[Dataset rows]
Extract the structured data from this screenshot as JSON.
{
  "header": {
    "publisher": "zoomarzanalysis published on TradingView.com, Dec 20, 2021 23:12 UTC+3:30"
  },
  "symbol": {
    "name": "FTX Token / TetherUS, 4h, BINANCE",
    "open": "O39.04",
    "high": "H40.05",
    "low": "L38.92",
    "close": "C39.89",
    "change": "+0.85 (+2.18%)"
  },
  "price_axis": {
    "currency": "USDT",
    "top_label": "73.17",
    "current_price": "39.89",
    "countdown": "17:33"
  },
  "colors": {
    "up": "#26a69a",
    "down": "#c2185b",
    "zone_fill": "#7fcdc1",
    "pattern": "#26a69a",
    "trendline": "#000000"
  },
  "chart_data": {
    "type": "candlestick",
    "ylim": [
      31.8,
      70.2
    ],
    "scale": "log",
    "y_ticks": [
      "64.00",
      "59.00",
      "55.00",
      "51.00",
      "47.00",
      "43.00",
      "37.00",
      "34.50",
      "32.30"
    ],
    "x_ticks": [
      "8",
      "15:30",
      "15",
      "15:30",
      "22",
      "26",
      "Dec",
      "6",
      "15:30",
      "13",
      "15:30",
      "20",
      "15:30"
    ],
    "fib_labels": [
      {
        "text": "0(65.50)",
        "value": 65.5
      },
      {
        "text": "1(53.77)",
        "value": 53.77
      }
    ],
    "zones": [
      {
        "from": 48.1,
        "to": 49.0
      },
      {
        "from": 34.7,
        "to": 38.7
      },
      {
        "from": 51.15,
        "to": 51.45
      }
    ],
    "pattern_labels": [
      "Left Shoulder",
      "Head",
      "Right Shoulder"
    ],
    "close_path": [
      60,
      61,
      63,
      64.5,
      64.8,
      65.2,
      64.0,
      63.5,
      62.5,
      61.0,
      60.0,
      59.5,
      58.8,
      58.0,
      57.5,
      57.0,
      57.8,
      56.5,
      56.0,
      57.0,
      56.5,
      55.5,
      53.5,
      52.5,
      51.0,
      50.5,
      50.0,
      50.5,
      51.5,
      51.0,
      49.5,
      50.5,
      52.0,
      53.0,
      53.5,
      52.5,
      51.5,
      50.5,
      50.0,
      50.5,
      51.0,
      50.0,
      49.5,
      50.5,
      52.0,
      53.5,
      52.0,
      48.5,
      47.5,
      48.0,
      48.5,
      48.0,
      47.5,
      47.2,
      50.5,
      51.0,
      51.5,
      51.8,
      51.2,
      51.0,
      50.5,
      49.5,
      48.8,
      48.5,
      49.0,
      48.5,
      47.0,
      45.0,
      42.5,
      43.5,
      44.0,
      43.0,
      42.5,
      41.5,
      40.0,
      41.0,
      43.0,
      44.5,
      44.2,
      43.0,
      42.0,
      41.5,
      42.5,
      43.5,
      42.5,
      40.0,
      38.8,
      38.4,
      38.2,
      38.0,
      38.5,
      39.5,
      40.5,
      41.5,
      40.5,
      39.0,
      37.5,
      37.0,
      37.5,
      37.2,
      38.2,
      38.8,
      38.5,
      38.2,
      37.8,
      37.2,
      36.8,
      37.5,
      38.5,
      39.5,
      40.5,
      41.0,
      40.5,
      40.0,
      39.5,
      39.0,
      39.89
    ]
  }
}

■ EXERCISE ■
Look through the records and gather every line containing "from".

■ REPLY TO THE TASK ■
Extract the structured data from this screenshot as JSON.
        "from": 48.1,
        "from": 34.7,
        "from": 51.15,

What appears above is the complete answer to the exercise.